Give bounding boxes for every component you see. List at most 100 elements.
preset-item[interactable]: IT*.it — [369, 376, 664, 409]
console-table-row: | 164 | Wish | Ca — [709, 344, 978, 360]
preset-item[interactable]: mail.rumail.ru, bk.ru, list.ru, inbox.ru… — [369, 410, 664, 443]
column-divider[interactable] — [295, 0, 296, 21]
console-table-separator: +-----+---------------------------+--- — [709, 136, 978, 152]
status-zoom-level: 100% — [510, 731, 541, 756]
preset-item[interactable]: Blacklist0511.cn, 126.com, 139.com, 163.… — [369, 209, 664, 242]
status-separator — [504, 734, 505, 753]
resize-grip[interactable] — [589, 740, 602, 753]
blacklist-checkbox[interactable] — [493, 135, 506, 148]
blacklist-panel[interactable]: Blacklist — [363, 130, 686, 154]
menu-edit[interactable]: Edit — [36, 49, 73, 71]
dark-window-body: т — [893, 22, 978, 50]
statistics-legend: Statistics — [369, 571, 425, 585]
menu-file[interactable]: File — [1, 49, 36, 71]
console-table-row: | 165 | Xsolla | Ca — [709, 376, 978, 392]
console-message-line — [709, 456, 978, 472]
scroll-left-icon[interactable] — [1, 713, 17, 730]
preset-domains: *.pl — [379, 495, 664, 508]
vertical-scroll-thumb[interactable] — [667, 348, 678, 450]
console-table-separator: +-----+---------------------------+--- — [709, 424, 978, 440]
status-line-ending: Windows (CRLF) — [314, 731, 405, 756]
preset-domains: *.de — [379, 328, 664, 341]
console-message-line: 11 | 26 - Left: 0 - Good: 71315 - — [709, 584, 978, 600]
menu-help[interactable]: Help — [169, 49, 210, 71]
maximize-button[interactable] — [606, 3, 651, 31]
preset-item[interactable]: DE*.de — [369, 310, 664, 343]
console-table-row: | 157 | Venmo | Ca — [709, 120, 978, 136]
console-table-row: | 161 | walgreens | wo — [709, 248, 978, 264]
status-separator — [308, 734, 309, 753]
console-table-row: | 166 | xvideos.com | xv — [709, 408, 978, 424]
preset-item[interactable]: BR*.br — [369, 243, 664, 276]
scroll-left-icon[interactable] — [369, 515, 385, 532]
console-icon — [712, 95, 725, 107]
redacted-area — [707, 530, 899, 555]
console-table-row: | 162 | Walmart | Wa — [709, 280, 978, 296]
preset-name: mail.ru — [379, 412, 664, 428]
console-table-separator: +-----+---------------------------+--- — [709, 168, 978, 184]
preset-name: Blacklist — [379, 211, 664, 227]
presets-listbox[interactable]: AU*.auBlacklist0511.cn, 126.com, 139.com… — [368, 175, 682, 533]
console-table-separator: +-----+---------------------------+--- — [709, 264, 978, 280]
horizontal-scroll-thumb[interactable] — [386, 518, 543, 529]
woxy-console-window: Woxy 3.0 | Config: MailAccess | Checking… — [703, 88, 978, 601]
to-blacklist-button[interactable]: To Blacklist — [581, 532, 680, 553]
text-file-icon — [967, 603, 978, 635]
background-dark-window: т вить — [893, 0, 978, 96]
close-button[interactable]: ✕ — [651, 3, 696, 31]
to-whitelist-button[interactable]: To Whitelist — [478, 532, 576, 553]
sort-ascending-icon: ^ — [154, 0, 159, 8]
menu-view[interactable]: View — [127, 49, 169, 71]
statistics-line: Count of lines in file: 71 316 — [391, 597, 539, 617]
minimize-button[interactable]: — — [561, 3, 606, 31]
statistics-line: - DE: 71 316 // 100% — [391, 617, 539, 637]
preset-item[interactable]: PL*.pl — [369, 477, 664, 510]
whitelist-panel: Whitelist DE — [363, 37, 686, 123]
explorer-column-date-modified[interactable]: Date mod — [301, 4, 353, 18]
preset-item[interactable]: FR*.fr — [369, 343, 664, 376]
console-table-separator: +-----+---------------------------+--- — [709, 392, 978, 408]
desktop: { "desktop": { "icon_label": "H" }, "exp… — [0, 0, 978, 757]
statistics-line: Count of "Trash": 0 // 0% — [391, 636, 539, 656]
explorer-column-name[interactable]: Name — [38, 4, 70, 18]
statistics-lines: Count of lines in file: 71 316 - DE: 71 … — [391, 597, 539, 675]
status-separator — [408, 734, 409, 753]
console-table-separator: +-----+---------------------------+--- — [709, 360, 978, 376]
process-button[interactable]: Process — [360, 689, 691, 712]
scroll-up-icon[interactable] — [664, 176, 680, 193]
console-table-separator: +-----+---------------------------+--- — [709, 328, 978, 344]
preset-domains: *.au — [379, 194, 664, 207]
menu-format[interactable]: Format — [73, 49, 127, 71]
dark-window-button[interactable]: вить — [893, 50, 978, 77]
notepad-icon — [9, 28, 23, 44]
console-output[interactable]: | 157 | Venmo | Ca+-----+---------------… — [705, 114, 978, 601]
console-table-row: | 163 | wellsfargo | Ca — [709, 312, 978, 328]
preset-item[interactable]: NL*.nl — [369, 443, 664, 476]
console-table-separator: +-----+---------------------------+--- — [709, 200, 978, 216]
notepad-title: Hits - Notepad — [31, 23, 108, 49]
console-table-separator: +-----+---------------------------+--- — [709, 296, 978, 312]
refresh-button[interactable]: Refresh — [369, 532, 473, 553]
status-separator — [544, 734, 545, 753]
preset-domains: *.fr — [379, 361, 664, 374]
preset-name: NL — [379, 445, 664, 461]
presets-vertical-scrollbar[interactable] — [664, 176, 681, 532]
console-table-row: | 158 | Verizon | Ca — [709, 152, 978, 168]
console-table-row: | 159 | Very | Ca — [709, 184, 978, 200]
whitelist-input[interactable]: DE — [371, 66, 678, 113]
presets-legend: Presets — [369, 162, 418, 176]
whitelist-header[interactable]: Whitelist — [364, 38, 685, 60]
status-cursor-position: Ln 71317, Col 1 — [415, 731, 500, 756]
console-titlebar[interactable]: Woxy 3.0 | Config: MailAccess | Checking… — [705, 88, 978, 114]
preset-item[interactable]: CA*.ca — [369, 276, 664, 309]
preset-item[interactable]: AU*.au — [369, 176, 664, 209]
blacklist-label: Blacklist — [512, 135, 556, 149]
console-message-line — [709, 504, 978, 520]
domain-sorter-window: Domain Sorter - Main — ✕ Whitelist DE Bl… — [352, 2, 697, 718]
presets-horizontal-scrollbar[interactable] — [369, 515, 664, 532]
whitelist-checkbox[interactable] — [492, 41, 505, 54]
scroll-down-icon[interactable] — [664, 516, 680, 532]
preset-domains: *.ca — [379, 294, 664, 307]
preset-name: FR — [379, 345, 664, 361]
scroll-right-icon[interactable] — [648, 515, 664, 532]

____

Copy the material word for word, from its first line through the line containing "status-zoom-level: 100% —", and include both of those lines.

Give bounding boxes for every component you see. List at most 100 elements.
preset-item[interactable]: IT*.it — [369, 376, 664, 409]
console-table-row: | 164 | Wish | Ca — [709, 344, 978, 360]
preset-item[interactable]: mail.rumail.ru, bk.ru, list.ru, inbox.ru… — [369, 410, 664, 443]
column-divider[interactable] — [295, 0, 296, 21]
console-table-separator: +-----+---------------------------+--- — [709, 136, 978, 152]
status-zoom-level: 100% — [510, 731, 541, 756]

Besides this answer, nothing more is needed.